Work required:
Format the records below as a JSON list of strings, one string per line with blank lines omitted, taking only the lines from the line with "Bar bbox=[567, 21, 574, 496]" up to and including the line with "Bar bbox=[737, 21, 745, 496]".

Dataset rows:

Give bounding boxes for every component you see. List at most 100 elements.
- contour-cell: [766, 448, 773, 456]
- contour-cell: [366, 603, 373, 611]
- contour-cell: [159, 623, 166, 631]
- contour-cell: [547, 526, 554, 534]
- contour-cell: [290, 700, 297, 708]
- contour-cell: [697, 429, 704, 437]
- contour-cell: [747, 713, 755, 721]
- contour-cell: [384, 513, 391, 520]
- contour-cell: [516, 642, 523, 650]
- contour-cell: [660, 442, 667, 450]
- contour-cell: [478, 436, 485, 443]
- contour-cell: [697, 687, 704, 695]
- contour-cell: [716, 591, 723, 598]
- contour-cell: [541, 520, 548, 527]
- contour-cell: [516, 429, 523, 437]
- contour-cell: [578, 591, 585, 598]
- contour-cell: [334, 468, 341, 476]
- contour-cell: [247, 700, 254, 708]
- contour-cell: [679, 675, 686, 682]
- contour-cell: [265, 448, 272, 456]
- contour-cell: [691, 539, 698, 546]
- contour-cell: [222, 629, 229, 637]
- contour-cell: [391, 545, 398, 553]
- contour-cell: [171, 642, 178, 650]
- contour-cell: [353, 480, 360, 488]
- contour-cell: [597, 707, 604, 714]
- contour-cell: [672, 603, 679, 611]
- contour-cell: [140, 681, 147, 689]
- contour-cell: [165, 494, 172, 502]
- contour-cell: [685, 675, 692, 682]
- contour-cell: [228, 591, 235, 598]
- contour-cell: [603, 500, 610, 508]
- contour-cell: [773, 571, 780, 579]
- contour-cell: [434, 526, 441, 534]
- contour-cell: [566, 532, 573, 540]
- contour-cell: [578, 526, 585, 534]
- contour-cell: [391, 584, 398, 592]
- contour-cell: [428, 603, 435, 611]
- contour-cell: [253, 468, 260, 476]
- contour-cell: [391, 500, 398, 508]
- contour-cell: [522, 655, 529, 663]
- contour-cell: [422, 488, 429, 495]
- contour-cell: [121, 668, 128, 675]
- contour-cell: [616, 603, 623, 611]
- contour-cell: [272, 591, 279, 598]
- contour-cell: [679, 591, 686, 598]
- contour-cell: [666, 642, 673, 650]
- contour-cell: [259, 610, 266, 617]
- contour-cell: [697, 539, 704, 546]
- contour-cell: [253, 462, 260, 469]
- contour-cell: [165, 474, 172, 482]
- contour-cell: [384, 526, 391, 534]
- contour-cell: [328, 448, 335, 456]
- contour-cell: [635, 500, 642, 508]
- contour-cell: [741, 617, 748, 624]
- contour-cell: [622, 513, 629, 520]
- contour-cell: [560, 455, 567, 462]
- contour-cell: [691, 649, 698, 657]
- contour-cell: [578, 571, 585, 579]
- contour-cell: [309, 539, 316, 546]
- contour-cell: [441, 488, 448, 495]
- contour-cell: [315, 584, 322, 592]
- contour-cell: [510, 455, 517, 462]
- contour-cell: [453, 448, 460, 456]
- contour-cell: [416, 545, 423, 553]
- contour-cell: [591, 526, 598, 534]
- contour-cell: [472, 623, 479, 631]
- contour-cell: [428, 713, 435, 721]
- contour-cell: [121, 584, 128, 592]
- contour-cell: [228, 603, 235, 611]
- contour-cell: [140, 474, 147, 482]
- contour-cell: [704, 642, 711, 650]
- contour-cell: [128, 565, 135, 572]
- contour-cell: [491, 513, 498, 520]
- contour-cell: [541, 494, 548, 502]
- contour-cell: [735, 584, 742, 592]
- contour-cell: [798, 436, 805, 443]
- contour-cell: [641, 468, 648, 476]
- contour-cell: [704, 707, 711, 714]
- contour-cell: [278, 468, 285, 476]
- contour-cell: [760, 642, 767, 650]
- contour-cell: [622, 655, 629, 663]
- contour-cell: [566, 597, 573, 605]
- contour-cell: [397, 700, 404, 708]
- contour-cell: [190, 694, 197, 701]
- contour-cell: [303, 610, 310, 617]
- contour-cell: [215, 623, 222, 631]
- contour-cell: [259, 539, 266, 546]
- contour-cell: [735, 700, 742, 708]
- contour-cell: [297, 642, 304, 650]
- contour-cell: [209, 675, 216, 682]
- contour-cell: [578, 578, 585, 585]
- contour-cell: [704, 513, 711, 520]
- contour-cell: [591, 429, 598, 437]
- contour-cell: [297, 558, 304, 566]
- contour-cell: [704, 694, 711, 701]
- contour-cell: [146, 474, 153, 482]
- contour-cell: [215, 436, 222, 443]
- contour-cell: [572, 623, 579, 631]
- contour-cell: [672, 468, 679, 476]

==

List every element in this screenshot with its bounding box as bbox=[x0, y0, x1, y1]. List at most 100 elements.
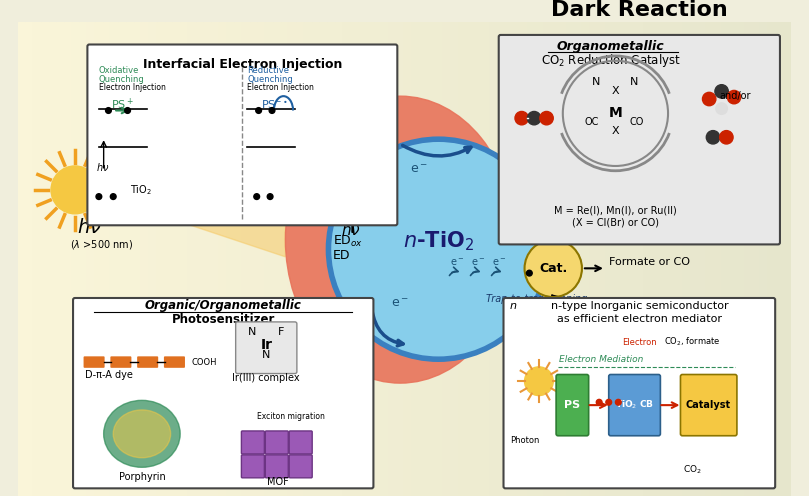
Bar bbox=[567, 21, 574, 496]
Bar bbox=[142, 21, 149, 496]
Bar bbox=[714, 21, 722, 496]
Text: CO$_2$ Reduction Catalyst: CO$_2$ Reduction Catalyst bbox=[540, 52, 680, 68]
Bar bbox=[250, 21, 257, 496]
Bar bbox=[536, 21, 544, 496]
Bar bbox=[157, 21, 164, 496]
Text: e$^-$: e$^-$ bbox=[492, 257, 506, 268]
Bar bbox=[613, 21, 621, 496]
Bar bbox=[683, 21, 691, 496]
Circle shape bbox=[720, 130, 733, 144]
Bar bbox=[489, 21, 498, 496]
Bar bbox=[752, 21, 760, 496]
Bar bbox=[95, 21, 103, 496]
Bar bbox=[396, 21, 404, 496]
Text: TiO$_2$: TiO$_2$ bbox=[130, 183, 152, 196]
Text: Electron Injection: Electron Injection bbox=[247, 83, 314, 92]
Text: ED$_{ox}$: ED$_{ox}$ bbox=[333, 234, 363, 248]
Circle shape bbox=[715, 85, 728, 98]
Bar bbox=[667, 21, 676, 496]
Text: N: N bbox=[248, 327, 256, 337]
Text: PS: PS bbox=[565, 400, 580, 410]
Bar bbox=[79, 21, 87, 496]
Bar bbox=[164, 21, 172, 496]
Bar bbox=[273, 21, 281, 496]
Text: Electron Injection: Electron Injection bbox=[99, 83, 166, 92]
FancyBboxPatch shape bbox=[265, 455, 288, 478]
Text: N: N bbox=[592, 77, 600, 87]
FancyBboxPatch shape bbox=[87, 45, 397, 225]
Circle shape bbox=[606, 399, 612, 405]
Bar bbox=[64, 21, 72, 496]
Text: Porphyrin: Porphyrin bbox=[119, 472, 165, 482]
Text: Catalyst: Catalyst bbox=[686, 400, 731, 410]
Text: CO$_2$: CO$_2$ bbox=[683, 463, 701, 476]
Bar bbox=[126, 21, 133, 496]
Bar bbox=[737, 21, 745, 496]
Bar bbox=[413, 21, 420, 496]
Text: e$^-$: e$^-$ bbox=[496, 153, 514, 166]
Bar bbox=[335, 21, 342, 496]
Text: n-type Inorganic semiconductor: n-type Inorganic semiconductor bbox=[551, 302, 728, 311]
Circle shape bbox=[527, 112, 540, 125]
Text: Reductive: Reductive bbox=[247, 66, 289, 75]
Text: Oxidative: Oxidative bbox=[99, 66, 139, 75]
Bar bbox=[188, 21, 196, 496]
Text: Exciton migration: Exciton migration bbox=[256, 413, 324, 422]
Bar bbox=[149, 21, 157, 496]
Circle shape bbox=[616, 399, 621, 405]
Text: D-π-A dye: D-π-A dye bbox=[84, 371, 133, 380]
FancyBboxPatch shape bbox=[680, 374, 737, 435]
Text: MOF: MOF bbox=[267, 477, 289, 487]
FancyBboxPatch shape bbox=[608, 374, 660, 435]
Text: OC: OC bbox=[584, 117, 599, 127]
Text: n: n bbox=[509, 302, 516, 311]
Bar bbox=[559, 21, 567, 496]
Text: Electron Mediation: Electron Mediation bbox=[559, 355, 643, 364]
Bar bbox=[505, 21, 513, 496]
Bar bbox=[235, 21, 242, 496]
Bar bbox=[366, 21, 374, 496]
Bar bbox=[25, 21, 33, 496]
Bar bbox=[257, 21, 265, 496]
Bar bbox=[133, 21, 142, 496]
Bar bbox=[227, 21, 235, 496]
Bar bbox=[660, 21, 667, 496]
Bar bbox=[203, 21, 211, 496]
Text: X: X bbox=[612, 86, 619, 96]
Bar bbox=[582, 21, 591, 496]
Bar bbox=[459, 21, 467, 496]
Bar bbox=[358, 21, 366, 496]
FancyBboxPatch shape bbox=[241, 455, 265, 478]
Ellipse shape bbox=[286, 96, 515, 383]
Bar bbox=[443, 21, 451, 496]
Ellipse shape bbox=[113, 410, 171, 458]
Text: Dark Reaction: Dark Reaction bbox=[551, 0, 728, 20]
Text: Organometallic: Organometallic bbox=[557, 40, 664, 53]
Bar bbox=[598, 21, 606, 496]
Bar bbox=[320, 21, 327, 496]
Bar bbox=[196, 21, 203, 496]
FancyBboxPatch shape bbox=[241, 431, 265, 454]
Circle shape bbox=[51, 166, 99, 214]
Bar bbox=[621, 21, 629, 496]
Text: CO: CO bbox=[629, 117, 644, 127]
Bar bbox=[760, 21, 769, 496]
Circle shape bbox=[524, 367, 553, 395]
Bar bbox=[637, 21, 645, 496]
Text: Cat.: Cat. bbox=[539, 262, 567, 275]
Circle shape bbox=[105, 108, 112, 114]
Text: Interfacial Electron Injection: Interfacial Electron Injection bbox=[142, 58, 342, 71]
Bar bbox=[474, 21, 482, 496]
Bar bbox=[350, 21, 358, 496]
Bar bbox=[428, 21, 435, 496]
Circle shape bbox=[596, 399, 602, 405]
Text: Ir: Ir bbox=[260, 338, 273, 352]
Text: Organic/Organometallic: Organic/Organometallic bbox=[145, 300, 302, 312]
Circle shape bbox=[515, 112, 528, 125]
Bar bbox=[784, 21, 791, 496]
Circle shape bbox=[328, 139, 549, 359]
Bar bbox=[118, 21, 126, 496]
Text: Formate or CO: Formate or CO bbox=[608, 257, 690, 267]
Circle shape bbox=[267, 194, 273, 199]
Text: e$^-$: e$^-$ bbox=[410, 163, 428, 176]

==

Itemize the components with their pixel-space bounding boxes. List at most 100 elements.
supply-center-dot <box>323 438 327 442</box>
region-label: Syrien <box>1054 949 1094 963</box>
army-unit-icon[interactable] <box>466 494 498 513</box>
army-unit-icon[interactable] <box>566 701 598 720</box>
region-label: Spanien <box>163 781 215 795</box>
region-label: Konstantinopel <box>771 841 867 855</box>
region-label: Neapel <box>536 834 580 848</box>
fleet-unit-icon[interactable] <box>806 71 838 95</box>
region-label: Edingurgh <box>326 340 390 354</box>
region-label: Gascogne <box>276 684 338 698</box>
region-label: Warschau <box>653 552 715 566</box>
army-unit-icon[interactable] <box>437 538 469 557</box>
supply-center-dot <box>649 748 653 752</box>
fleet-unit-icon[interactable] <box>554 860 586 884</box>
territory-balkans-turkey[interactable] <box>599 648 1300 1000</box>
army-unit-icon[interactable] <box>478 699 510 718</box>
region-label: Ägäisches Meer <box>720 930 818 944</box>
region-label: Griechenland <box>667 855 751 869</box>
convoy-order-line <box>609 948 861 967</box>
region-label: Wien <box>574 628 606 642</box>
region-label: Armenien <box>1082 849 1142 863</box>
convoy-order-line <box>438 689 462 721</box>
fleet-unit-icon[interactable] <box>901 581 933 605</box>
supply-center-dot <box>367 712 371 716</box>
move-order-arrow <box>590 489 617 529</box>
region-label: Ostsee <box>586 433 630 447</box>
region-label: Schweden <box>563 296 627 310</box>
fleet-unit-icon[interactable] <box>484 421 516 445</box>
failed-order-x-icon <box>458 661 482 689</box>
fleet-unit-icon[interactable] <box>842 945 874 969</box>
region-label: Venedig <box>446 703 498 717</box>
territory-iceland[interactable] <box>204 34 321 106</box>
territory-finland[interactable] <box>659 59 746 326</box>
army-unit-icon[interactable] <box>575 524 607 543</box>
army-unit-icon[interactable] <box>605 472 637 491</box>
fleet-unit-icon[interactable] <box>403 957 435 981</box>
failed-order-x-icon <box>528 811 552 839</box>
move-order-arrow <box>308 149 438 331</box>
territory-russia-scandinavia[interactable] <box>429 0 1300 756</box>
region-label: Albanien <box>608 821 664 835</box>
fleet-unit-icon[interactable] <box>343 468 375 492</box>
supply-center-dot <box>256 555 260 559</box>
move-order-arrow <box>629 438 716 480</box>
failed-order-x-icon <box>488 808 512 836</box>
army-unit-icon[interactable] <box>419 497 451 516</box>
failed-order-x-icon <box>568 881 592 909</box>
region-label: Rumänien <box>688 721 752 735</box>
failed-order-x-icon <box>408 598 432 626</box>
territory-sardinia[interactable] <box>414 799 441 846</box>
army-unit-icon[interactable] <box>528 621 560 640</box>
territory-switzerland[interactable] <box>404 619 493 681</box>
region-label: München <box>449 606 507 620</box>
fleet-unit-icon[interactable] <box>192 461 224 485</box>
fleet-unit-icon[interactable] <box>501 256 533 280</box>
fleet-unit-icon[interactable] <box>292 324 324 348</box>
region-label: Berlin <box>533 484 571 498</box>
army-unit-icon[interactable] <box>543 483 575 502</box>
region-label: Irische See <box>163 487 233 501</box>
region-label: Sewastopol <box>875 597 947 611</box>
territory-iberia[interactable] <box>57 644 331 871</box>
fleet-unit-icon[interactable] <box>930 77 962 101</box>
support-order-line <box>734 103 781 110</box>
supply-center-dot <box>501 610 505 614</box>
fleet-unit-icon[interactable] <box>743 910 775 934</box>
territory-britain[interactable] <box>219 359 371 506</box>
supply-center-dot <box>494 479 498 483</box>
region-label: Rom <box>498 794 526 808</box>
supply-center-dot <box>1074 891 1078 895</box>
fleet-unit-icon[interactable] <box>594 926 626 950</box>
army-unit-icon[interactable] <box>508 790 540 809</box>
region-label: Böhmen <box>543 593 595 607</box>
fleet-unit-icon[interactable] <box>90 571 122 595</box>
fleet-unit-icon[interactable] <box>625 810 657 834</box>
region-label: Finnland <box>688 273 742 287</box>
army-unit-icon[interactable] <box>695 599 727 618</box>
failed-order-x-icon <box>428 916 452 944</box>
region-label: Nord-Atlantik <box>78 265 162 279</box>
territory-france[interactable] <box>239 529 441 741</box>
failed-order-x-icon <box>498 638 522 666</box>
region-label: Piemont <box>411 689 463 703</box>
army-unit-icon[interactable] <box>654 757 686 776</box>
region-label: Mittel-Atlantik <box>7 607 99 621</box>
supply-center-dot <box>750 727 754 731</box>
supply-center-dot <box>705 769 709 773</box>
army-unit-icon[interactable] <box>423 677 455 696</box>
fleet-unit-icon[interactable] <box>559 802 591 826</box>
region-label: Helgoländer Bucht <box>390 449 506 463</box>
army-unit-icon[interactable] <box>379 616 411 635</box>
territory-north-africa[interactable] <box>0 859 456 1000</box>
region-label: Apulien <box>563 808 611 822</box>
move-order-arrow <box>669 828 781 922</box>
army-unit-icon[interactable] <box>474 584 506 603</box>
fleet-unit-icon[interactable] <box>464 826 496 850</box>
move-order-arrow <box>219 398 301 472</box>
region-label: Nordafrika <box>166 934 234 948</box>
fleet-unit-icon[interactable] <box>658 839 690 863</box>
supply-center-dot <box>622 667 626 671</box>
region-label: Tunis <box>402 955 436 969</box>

Complete output:
[
  "Bar bbox=[567, 21, 574, 496]",
  "Bar bbox=[142, 21, 149, 496]",
  "Bar bbox=[714, 21, 722, 496]",
  "Text: CO$_2$ Reduction Catalyst: CO$_2$ Reduction Catalyst bbox=[540, 52, 680, 68]",
  "Bar bbox=[250, 21, 257, 496]",
  "Bar bbox=[536, 21, 544, 496]",
  "Bar bbox=[157, 21, 164, 496]",
  "Text: e$^-$: e$^-$ bbox=[492, 257, 506, 268]",
  "Bar bbox=[613, 21, 621, 496]",
  "Bar bbox=[683, 21, 691, 496]",
  "Circle shape bbox=[720, 130, 733, 144]",
  "Bar bbox=[489, 21, 498, 496]",
  "Bar bbox=[752, 21, 760, 496]",
  "Bar bbox=[95, 21, 103, 496]",
  "Bar bbox=[396, 21, 404, 496]",
  "Text: TiO$_2$: TiO$_2$ bbox=[130, 183, 152, 196]",
  "Text: Electron Injection: Electron Injection bbox=[247, 83, 314, 92]",
  "Text: ED$_{ox}$: ED$_{ox}$ bbox=[333, 234, 363, 248]",
  "Circle shape bbox=[715, 85, 728, 98]",
  "Bar bbox=[667, 21, 676, 496]",
  "Text: N: N bbox=[248, 327, 256, 337]",
  "Text: PS: PS bbox=[565, 400, 580, 410]",
  "Bar bbox=[79, 21, 87, 496]",
  "Bar bbox=[164, 21, 172, 496]",
  "Bar bbox=[273, 21, 281, 496]",
  "Text: Electron Injection: Electron Injection bbox=[99, 83, 166, 92]",
  "FancyBboxPatch shape bbox=[265, 455, 288, 478]",
  "Text: N: N bbox=[592, 77, 600, 87]",
  "FancyBboxPatch shape bbox=[87, 45, 397, 225]",
  "Circle shape bbox=[606, 399, 612, 405]",
  "Bar bbox=[64, 21, 72, 496]",
  "Text: Porphyrin: Porphyrin bbox=[119, 472, 165, 482]",
  "Text: Catalyst: Catalyst bbox=[686, 400, 731, 410]",
  "Text: CO$_2$: CO$_2$ bbox=[683, 463, 701, 476]",
  "Bar bbox=[126, 21, 133, 496]",
  "Bar bbox=[737, 21, 745, 496]"
]